**Extracted data entries:**

* * *

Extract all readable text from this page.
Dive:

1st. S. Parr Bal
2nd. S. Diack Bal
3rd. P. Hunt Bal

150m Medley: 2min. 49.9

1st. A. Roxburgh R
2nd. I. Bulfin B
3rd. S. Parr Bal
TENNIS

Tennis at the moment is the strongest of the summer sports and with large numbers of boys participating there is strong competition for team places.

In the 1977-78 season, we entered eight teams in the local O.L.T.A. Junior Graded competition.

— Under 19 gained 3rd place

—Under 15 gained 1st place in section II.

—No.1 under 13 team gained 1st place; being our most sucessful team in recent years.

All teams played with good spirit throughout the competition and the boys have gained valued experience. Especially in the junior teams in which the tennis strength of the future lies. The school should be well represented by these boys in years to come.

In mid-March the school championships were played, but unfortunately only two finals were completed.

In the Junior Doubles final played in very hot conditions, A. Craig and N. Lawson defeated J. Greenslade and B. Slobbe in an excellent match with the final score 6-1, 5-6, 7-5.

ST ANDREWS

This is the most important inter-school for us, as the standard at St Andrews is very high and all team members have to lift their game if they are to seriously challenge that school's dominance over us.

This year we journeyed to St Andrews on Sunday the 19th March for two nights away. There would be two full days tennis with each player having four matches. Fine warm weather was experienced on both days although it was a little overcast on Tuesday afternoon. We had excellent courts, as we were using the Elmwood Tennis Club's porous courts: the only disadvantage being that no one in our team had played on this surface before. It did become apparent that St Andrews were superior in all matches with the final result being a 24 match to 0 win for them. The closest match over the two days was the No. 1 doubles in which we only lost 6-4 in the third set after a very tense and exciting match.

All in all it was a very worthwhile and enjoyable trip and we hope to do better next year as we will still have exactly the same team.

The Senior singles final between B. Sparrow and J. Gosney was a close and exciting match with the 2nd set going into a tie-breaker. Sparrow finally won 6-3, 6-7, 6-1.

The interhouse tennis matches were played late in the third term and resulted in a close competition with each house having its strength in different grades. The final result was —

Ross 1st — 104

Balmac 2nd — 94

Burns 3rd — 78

* * *

**PROBLEM TO SOLVE:** Find the word "most" in the data and copy out each line where it turns up.

**TASK RESPONSE:**
—No.1 under 13 team gained 1st place; being our most sucessful team in recent years.
This is the most important inter-school for us, as the standard at St Andrews is very high and all team members have to lift their game if they are to seriously challenge that school's dominance over us.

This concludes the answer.